* BRIEF *
Return each line of the records holding the string "count".

* RAW RECORDS *
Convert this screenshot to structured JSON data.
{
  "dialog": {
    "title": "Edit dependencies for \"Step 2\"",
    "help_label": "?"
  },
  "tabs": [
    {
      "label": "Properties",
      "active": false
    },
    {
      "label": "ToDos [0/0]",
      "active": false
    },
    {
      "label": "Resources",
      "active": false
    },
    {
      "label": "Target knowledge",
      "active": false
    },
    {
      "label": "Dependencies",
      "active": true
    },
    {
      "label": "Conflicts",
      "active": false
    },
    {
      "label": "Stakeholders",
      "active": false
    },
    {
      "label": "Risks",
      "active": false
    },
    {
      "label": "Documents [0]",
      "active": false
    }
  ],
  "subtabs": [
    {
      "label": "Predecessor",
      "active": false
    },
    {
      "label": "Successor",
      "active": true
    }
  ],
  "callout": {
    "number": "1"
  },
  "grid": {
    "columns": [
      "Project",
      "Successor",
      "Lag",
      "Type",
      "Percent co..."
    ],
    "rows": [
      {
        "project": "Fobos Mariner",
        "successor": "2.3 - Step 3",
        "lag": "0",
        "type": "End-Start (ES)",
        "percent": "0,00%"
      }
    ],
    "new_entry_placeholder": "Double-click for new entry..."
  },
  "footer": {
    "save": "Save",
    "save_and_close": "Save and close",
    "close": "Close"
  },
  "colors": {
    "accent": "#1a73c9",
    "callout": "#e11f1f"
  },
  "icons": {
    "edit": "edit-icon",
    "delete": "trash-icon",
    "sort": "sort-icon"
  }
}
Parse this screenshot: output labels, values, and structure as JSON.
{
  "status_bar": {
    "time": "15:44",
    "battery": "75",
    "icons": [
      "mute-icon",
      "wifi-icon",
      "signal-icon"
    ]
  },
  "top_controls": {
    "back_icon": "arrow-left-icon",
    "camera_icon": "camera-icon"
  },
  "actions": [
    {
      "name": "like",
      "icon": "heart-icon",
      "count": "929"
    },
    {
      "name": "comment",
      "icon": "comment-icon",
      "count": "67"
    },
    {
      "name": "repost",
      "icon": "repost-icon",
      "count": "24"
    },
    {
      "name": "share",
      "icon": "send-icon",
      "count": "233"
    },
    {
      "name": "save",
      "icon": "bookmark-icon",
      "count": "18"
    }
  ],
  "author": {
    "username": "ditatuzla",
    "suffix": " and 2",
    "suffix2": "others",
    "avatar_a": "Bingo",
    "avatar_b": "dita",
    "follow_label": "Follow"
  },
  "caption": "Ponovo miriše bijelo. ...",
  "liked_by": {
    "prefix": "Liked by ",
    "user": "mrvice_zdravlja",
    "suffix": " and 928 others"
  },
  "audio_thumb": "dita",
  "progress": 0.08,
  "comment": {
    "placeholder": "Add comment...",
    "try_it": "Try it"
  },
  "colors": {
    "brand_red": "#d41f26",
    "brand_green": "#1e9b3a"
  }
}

* OUTPUT FOR THIS TASK *
      "count": "929"
      "count": "67"
      "count": "24"
      "count": "233"
      "count": "18"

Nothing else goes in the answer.